### SELECTED PASSAGE
◇ ◇ ◇ ◇ ◇

Skip to content

65C816 Platform Porting Guide

EtchedPixels edited this page Apr 26, 2018 · 1 revision

FUZIX 65C816 Guide

PRELIMINARY

Introduction

The 65C816 target for FUZIX provides a single implementation of the core code required to support FUZIX on typical configurations of these processors.

Providing your platform fits the basic structure anticipated only small amounts of non driver platform code are required. The main work is laying out the memory map.

The port shares an ABI with the 6502 target, although processes can use the additional features with certain limitations imposed by the CPU architecture.

Limitations of The Port

o CC65 currently has no floating point support. This needs someone to write an open source library to unpack/pack IEEE float and do basic maths operations upon it.

o There are architectural differences between the 6502/65C02/65C816 that cannot be hidden. In particular the 65C816 requires that the processor stack and zero page reside in bank 0, while the 6502/65C02 places them at the bottom of the current bank.

o The 65C816 supports separate 64K code and data spaces. This is not yet supported. In theory with the right kernel magic multiple code banks are supportable.

o Relocation of loaded executables is not yet supported.

o Swapping is not yet supported.

o cc65 does not know how to generate 65C816 optimized code. For the kernel in particular it would be a good project for someone to teach ANSI pcc how to generate suitable 65c816 code.

o No proper support for exceptions such as abort yet.

Reference Platform

The reference platform for development and testing is v65c816. This is a simple software 65C816 simulation of a platform with basic I/O devices and 8MB of RAM from address 0, with a 256 byte I/O window at $FE00 and a simple simulated framebuffer.

We require 512 bytes (ZP and CPU stack) for each process in memory at the same time. Thus with 512K RAM we have 7 processes in memory (and bank 0 holds the rest), so we need 3.5K for DP/ZP spaces.

With 8MB of RAM that rises to 63.5K which requires that the kernel moves to another bank. In practice it's quite hard to use 8MB of RAM for processes on a 65C816 as that amounts to 128 processes which for such a slow processor is unlikely to be a practical workload.

There are two reference kernels: v65c816 for the reference platform places the kernel in bank 0, along with the CPU stack and direct page (zero page) for each process. This model should be directly usable for smaller systems up to about 512K RAM.

For larger systems v65c816-big shows how to develop a platform where you only place stacks and direct pages in bank 0. In the reference kernel the kernel code lives in bank 1 and the kernel data in bank 2.

◇ ◇ ◇ ◇ ◇

### MATERIAL PROVIDED
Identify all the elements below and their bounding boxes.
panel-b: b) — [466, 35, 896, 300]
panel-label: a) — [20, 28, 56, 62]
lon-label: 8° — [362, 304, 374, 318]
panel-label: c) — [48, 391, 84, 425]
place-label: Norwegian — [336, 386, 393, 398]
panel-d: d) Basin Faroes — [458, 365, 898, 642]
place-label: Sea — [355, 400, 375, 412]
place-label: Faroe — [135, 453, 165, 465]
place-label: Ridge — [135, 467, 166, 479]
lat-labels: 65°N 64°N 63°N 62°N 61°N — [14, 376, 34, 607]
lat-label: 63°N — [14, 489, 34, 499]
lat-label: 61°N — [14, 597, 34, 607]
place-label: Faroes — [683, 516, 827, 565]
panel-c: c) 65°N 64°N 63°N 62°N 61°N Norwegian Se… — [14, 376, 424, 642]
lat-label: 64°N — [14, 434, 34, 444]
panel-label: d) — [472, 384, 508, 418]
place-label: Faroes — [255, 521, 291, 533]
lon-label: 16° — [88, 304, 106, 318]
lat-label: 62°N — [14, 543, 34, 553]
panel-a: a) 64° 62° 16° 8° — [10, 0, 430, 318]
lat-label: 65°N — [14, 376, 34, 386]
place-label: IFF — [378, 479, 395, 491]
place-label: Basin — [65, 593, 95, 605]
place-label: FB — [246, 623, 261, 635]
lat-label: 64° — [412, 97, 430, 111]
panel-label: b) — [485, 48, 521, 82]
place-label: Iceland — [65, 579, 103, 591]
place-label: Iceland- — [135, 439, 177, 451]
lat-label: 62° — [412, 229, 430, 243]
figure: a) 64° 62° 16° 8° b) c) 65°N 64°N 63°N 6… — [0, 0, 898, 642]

◇ ◇ ◇ ◇ ◇

### TASKS TO COMPLETE
1) In the 65C816 porting guide, why does the kernel have to move out of bank 0 on a system with 8MB of RAM? Answer in one to three sentences.
2) Summarize the 65C816 porting guide in two sentences.
3) From the 65C816 porting guide, extract the passage between "o The 65C816" and "suitable 65c816 code.", inclusive.

### ANSWERS TO THE EXERCISE
1) Each process in memory needs 512 bytes for its zero page and CPU stack, and the 65C816 requires both to sit in bank 0. With 8MB of RAM, this per-process space rises to 63.5K, so the kernel must move to another bank.

2) The FUZIX 65C816 target supplies the core code for typical configurations of the processor and shares an ABI with the 6502 target, so a port mostly involves laying out the memory map, though features such as floating point, separate code and data spaces, relocation, swapping and optimized code generation are not yet supported. The reference platform is a simulated 65C816 system with 8MB of RAM, and its two reference kernels show how to keep the kernel in bank 0 on systems up to about 512K and how to move it to other banks on larger ones.

3)
o The 65C816 supports separate 64K code and data spaces. This is not yet supported. In theory with the right kernel magic multiple code banks are supportable.

o Relocation of loaded executables is not yet supported.

o Swapping is not yet supported.

o cc65 does not know how to generate 65C816 optimized code. For the kernel in particular it would be a good project for someone to teach ANSI pcc how to generate suitable 65c816 code.